▸ Input data
#####

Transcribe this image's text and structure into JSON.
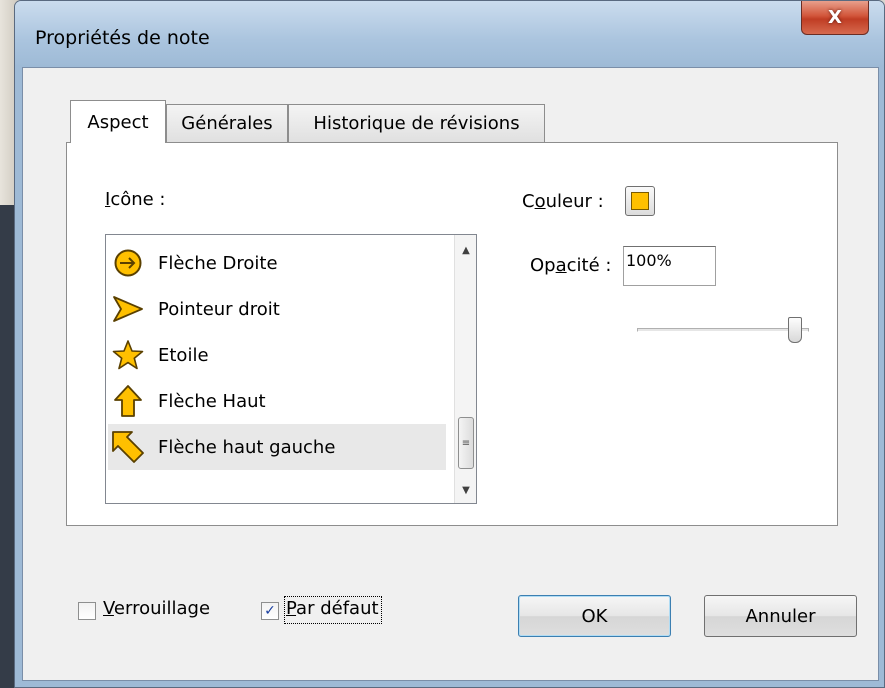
{
  "window": {
    "title": "Propriétés de note",
    "close_label": "X"
  },
  "tabs": [
    {
      "label": "Aspect",
      "active": true
    },
    {
      "label": "Générales",
      "active": false
    },
    {
      "label": "Historique de révisions",
      "active": false
    }
  ],
  "aspect": {
    "icon_label_prefix": "I",
    "icon_label_rest": "cône :",
    "color_label_prefix": "C",
    "color_label_u": "o",
    "color_label_rest": "uleur :",
    "color_value": "#ffc000",
    "opacity_label_prefix": "Op",
    "opacity_label_u": "a",
    "opacity_label_rest": "cité :",
    "opacity_value": "100%",
    "opacity_fraction": 1.0,
    "icons": [
      {
        "label": "Flèche Droite",
        "icon": "arrow-right-circle-icon",
        "selected": false
      },
      {
        "label": "Pointeur droit",
        "icon": "pointer-right-icon",
        "selected": false
      },
      {
        "label": "Etoile",
        "icon": "star-icon",
        "selected": false
      },
      {
        "label": "Flèche Haut",
        "icon": "arrow-up-icon",
        "selected": false
      },
      {
        "label": "Flèche haut gauche",
        "icon": "arrow-up-left-icon",
        "selected": true
      }
    ]
  },
  "footer": {
    "lock_label_u": "V",
    "lock_label_rest": "errouillage",
    "lock_checked": false,
    "default_label_u": "P",
    "default_label_rest": "ar défaut",
    "default_checked": true,
    "ok_label": "OK",
    "cancel_label": "Annuler"
  },
  "colors": {
    "icon_fill": "#ffc000",
    "icon_stroke": "#5a4000"
  }
}
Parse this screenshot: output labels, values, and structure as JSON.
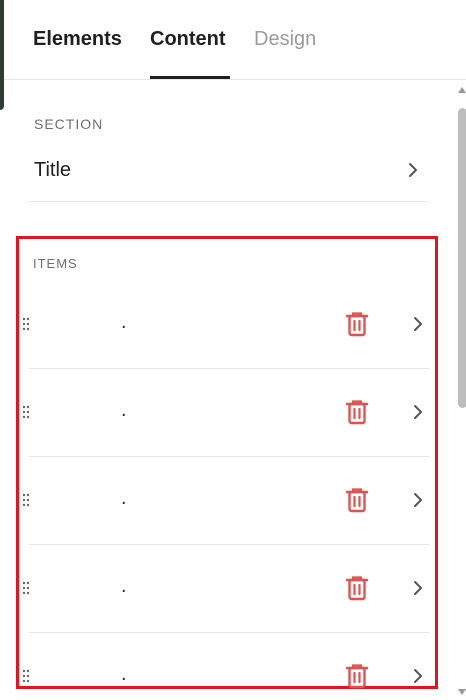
{
  "tabs": [
    {
      "label": "Elements"
    },
    {
      "label": "Content",
      "active": true
    },
    {
      "label": "Design"
    }
  ],
  "section": {
    "label": "SECTION",
    "title_row": {
      "label": "Title"
    }
  },
  "items": {
    "label": "ITEMS",
    "rows": [
      {
        "text": "."
      },
      {
        "text": "."
      },
      {
        "text": "."
      },
      {
        "text": "."
      },
      {
        "text": "."
      }
    ]
  },
  "colors": {
    "accent_text": "#1f1f1f",
    "muted_text": "#9a9a9a",
    "delete_red": "#e05252",
    "highlight_border": "#e3141f"
  },
  "icons": {
    "chevron": "chevron-right-icon",
    "trash": "trash-icon",
    "drag": "drag-handle-icon"
  }
}
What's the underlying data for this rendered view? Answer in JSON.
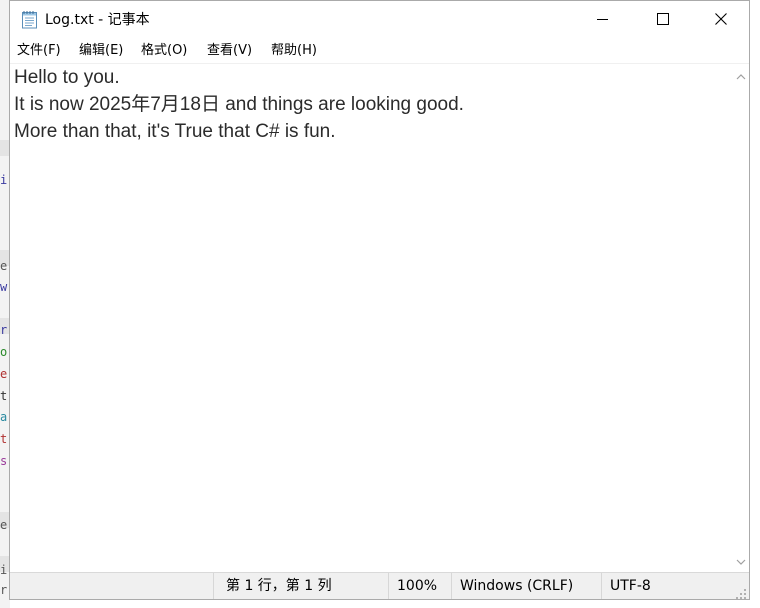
{
  "window": {
    "title": "Log.txt - 记事本"
  },
  "menu": {
    "items": [
      {
        "label": "文件(F)"
      },
      {
        "label": "编辑(E)"
      },
      {
        "label": "格式(O)"
      },
      {
        "label": "查看(V)"
      },
      {
        "label": "帮助(H)"
      }
    ]
  },
  "editor": {
    "lines": [
      "Hello to you.",
      "It is now 2025年7月18日 and things are looking good.",
      "More than that, it's True that C# is fun."
    ]
  },
  "status": {
    "position": "第 1 行，第 1 列",
    "zoom": "100%",
    "line_ending": "Windows (CRLF)",
    "encoding": "UTF-8"
  },
  "icons": {
    "app": "notepad-icon",
    "minimize": "minimize-icon",
    "maximize": "maximize-icon",
    "close": "close-icon",
    "scroll_up": "chevron-up-icon",
    "scroll_down": "chevron-down-icon",
    "resize": "resize-grip-icon"
  },
  "background_editor": {
    "fragments": [
      "i",
      "e",
      "w",
      "r",
      "o",
      "e",
      "t",
      "a",
      "t",
      "s",
      "e",
      "i",
      "r",
      "()"
    ]
  }
}
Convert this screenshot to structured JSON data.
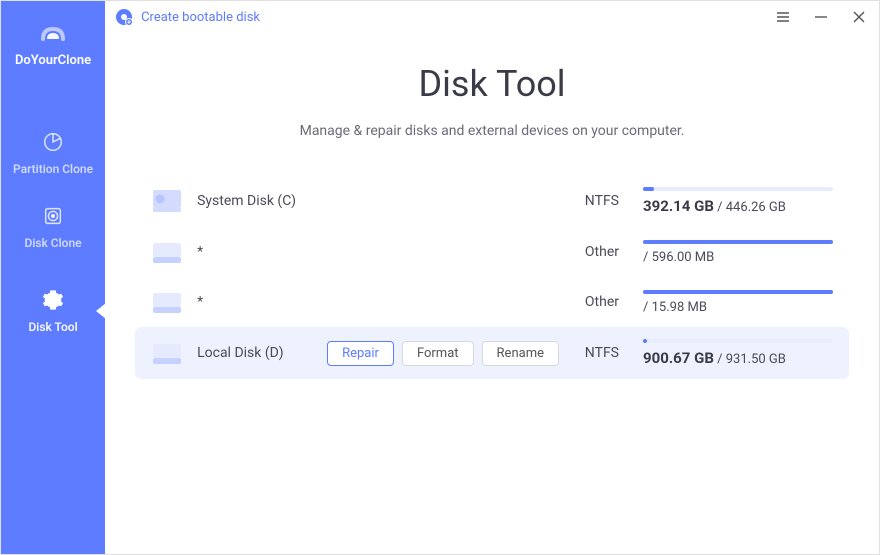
{
  "app": {
    "name": "DoYourClone"
  },
  "sidebar": {
    "items": [
      {
        "label": "Partition Clone"
      },
      {
        "label": "Disk Clone"
      },
      {
        "label": "Disk Tool"
      }
    ]
  },
  "titlebar": {
    "create_bootable": "Create bootable disk"
  },
  "page": {
    "title": "Disk Tool",
    "subtitle": "Manage & repair disks and external devices on your computer."
  },
  "disks": [
    {
      "name": "System Disk (C)",
      "fs": "NTFS",
      "used": "392.14 GB",
      "total": "446.26 GB",
      "fill_pct": 6
    },
    {
      "name": "*",
      "fs": "Other",
      "used": "",
      "total": "596.00 MB",
      "fill_pct": 100
    },
    {
      "name": "*",
      "fs": "Other",
      "used": "",
      "total": "15.98 MB",
      "fill_pct": 100
    },
    {
      "name": "Local Disk (D)",
      "fs": "NTFS",
      "used": "900.67 GB",
      "total": "931.50 GB",
      "fill_pct": 2,
      "selected": true
    }
  ],
  "actions": {
    "repair": "Repair",
    "format": "Format",
    "rename": "Rename"
  }
}
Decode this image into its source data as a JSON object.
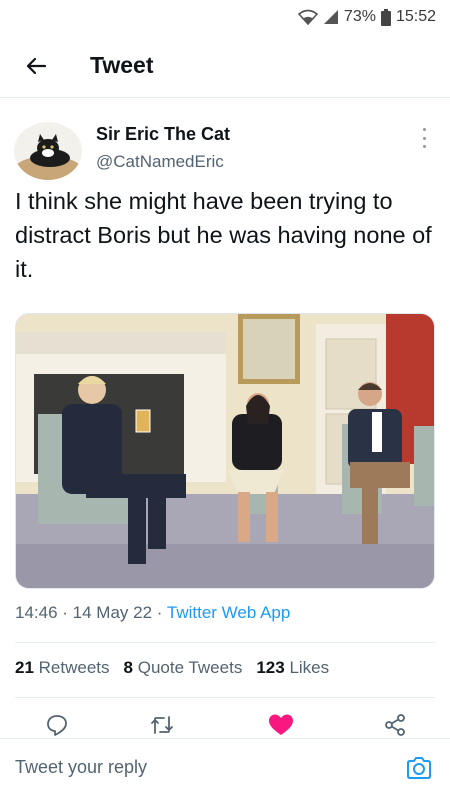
{
  "status_bar": {
    "battery": "73%",
    "time": "15:52"
  },
  "header": {
    "title": "Tweet"
  },
  "tweet": {
    "author_name": "Sir Eric The Cat",
    "author_handle": "@CatNamedEric",
    "text": "I think she might have been trying to distract Boris but he was having none of it.",
    "time": "14:46",
    "date": "14 May 22",
    "source": "Twitter Web App"
  },
  "stats": {
    "retweets_count": "21",
    "retweets_label": "Retweets",
    "quotes_count": "8",
    "quotes_label": "Quote Tweets",
    "likes_count": "123",
    "likes_label": "Likes"
  },
  "reply": {
    "placeholder": "Tweet your reply"
  },
  "colors": {
    "accent": "#1d9bf0",
    "like": "#f91880"
  }
}
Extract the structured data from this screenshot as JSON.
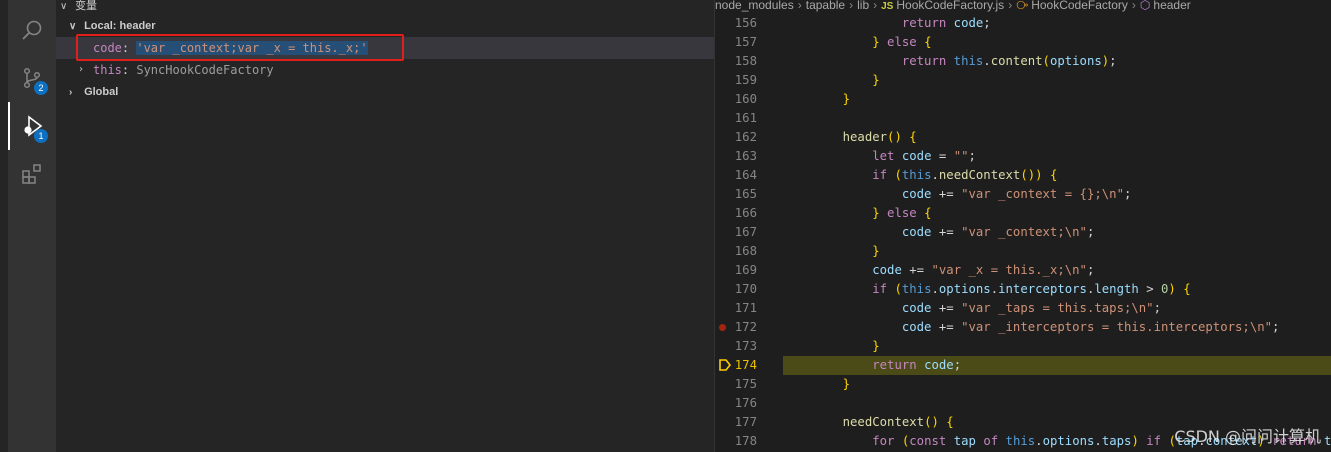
{
  "sidebar": {
    "section_title": "变量",
    "scope_local": "Local: header",
    "vars": [
      {
        "name": "code",
        "sep": ": ",
        "value": "'var _context;var _x = this._x;'"
      },
      {
        "name": "this",
        "sep": ": ",
        "value": "SyncHookCodeFactory"
      }
    ],
    "scope_global": "Global"
  },
  "activity": {
    "items": [
      {
        "icon": "search-icon"
      },
      {
        "icon": "source-control-icon",
        "badge": "2"
      },
      {
        "icon": "run-debug-icon",
        "badge": "1"
      },
      {
        "icon": "extensions-icon"
      }
    ]
  },
  "breadcrumbs": {
    "parts": [
      "node_modules",
      "tapable",
      "lib"
    ],
    "file_badge": "JS",
    "file": "HookCodeFactory.js",
    "class": "HookCodeFactory",
    "method": "header"
  },
  "editor": {
    "lines": [
      {
        "num": "156",
        "code": "            return code;"
      },
      {
        "num": "157",
        "code": "        } else {"
      },
      {
        "num": "158",
        "code": "            return this.content(options);"
      },
      {
        "num": "159",
        "code": "        }"
      },
      {
        "num": "160",
        "code": "    }"
      },
      {
        "num": "161",
        "code": ""
      },
      {
        "num": "162",
        "code": "    header() {"
      },
      {
        "num": "163",
        "code": "        let code = \"\";"
      },
      {
        "num": "164",
        "code": "        if (this.needContext()) {"
      },
      {
        "num": "165",
        "code": "            code += \"var _context = {};\\n\";"
      },
      {
        "num": "166",
        "code": "        } else {"
      },
      {
        "num": "167",
        "code": "            code += \"var _context;\\n\";"
      },
      {
        "num": "168",
        "code": "        }"
      },
      {
        "num": "169",
        "code": "        code += \"var _x = this._x;\\n\";"
      },
      {
        "num": "170",
        "code": "        if (this.options.interceptors.length > 0) {"
      },
      {
        "num": "171",
        "code": "            code += \"var _taps = this.taps;\\n\";"
      },
      {
        "num": "172",
        "code": "            code += \"var _interceptors = this.interceptors;\\n\";"
      },
      {
        "num": "173",
        "code": "        }"
      },
      {
        "num": "174",
        "code": "        return code;"
      },
      {
        "num": "175",
        "code": "    }"
      },
      {
        "num": "176",
        "code": ""
      },
      {
        "num": "177",
        "code": "    needContext() {"
      },
      {
        "num": "178",
        "code": "        for (const tap of this.options.taps) if (tap.context) return tru"
      }
    ],
    "current_line": "174",
    "breakpoint_line": "172"
  },
  "watermark": "CSDN @问问计算机",
  "colors": {
    "highlight_box": "#e0211b",
    "current_line_bg": "#4b4b18",
    "badge": "#0e70c0"
  }
}
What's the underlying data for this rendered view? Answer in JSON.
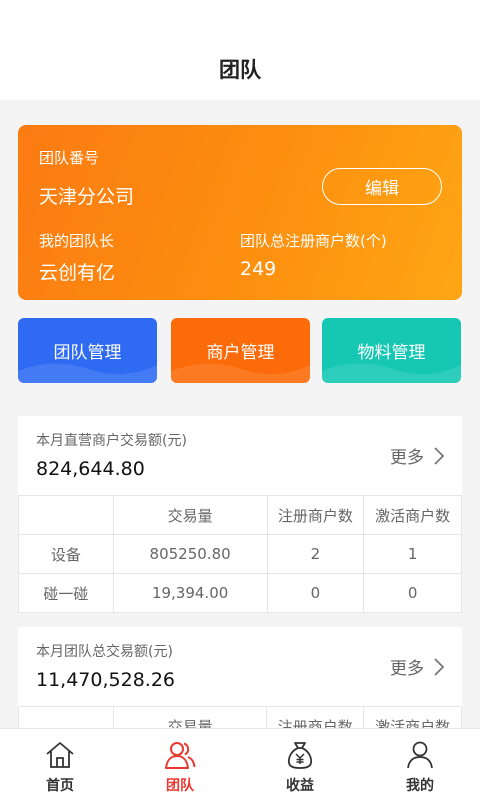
{
  "header": {
    "title": "团队"
  },
  "team_card": {
    "team_no_label": "团队番号",
    "team_name": "天津分公司",
    "edit_label": "编辑",
    "leader_label": "我的团队长",
    "leader_name": "云创有亿",
    "merchant_count_label": "团队总注册商户数(个)",
    "merchant_count": "249"
  },
  "management": [
    {
      "label": "团队管理",
      "color": "#2f6bf2"
    },
    {
      "label": "商户管理",
      "color": "#fb6b0a"
    },
    {
      "label": "物料管理",
      "color": "#16c8b4"
    }
  ],
  "direct_stats": {
    "label": "本月直营商户交易额(元)",
    "amount": "824,644.80",
    "more_label": "更多",
    "columns": [
      "",
      "交易量",
      "注册商户数",
      "激活商户数"
    ],
    "rows": [
      [
        "设备",
        "805250.80",
        "2",
        "1"
      ],
      [
        "碰一碰",
        "19,394.00",
        "0",
        "0"
      ]
    ]
  },
  "team_stats": {
    "label": "本月团队总交易额(元)",
    "amount": "11,470,528.26",
    "more_label": "更多",
    "columns": [
      "",
      "交易量",
      "注册商户数",
      "激活商户数"
    ]
  },
  "tabbar": {
    "items": [
      {
        "label": "首页",
        "icon": "home-icon"
      },
      {
        "label": "团队",
        "icon": "team-icon",
        "active": true
      },
      {
        "label": "收益",
        "icon": "money-bag-icon"
      },
      {
        "label": "我的",
        "icon": "user-icon"
      }
    ],
    "active_color": "#e8382f"
  }
}
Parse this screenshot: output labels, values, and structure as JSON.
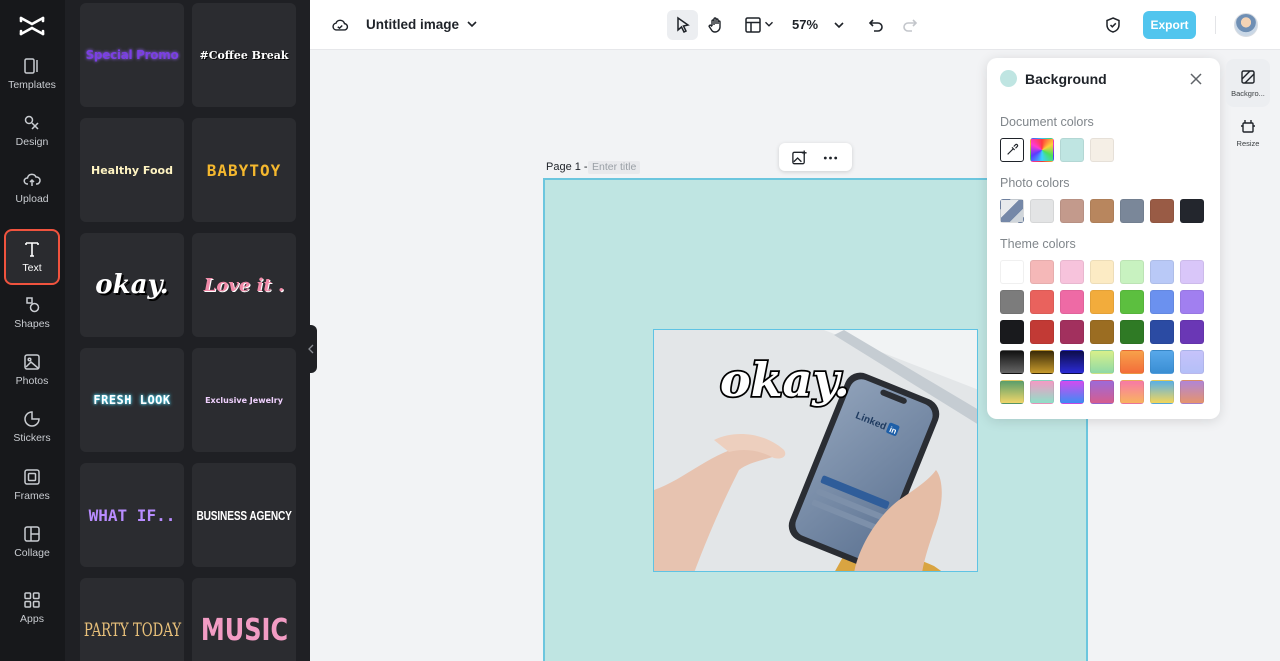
{
  "rail": {
    "items": [
      {
        "label": "Templates",
        "icon": "template-icon"
      },
      {
        "label": "Design",
        "icon": "design-icon"
      },
      {
        "label": "Upload",
        "icon": "upload-icon"
      },
      {
        "label": "Text",
        "icon": "text-icon",
        "active": true
      },
      {
        "label": "Shapes",
        "icon": "shapes-icon"
      },
      {
        "label": "Photos",
        "icon": "photos-icon"
      },
      {
        "label": "Stickers",
        "icon": "stickers-icon"
      },
      {
        "label": "Frames",
        "icon": "frames-icon"
      },
      {
        "label": "Collage",
        "icon": "collage-icon"
      },
      {
        "label": "Apps",
        "icon": "apps-icon"
      }
    ]
  },
  "text_styles": [
    "Special Promo",
    "#Coffee Break",
    "Healthy Food",
    "BABYTOY",
    "okay.",
    "Love it .",
    "FRESH LOOK",
    "Exclusive Jewelry",
    "WHAT IF..",
    "BUSINESS AGENCY",
    "PARTY TODAY",
    "MUSIC"
  ],
  "toolbar": {
    "doc_title": "Untitled image",
    "zoom": "57%",
    "export_label": "Export"
  },
  "canvas": {
    "page_label": "Page 1 -",
    "title_placeholder": "Enter title",
    "photo_text": "okay."
  },
  "background_panel": {
    "title": "Background",
    "current_color": "#bfe5e2",
    "document_colors_label": "Document colors",
    "document_colors": [
      "#bfe5e2",
      "#f5efe6"
    ],
    "photo_colors_label": "Photo colors",
    "photo_colors": [
      "#e3e4e5",
      "#c39a8c",
      "#b8865e",
      "#7a8799",
      "#995b45",
      "#23262d"
    ],
    "theme_colors_label": "Theme colors",
    "theme_colors": [
      [
        "#ffffff",
        "#f5b8b8",
        "#f7c3dc",
        "#fcebc4",
        "#c8f2c0",
        "#b9c9f7",
        "#d9c6f9"
      ],
      [
        "#7c7c7c",
        "#e9625d",
        "#ee6aa5",
        "#f2ac3c",
        "#5cbf3f",
        "#6b91ef",
        "#a17ff0"
      ],
      [
        "#191a1d",
        "#c23a35",
        "#a2305e",
        "#9b6d22",
        "#2f7a25",
        "#2b4ba3",
        "#6a37b5"
      ],
      [
        "linear-gradient(180deg,#111,#666)",
        "linear-gradient(180deg,#3a2a08,#c79a2c)",
        "linear-gradient(180deg,#0d0d4a,#2b2bd6)",
        "linear-gradient(180deg,#d8f08a,#8fd9a6)",
        "linear-gradient(180deg,#f7a14a,#f36d3a)",
        "linear-gradient(180deg,#58a8ea,#3a8ed3)",
        "linear-gradient(180deg,#c6c3fa,#b4bff8)"
      ],
      [
        "linear-gradient(180deg,#5a9e6b,#f0d66a)",
        "linear-gradient(180deg,#f49ac4,#8fe0c8)",
        "linear-gradient(180deg,#d24cf0,#3e8cf4)",
        "linear-gradient(180deg,#9d6ad8,#d65d8e)",
        "linear-gradient(180deg,#f77aa6,#f9b45f)",
        "linear-gradient(180deg,#5ab0e6,#f3d65a)",
        "linear-gradient(180deg,#b185d6,#e6946d)"
      ]
    ]
  },
  "side_tools": [
    {
      "label": "Backgro...",
      "icon": "background-icon",
      "active": true
    },
    {
      "label": "Resize",
      "icon": "resize-icon"
    }
  ]
}
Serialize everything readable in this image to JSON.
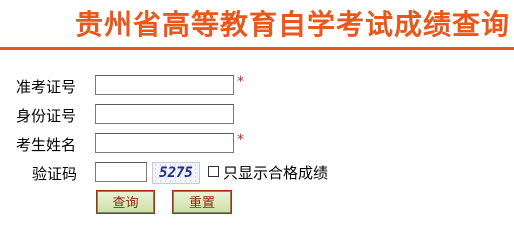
{
  "header": {
    "title": "贵州省高等教育自学考试成绩查询"
  },
  "form": {
    "exam_id": {
      "label": "准考证号",
      "value": "",
      "required_mark": "*"
    },
    "id_number": {
      "label": "身份证号",
      "value": ""
    },
    "name": {
      "label": "考生姓名",
      "value": "",
      "required_mark": "*"
    },
    "captcha": {
      "label": "验证码",
      "value": "",
      "code": "5275"
    },
    "pass_only": {
      "label": "只显示合格成绩",
      "checked": false
    }
  },
  "buttons": {
    "query": "查询",
    "reset": "重置"
  },
  "colors": {
    "accent": "#e8581d",
    "required": "#e02020",
    "button_text": "#8b2a12"
  }
}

#####

▸ Challenge
Where a line holds the string "Flèche", copy that line.

▸ Task response
        "label": "Flèche Droite",
        "label": "Flèche Haut",
        "label": "Flèche haut gauche",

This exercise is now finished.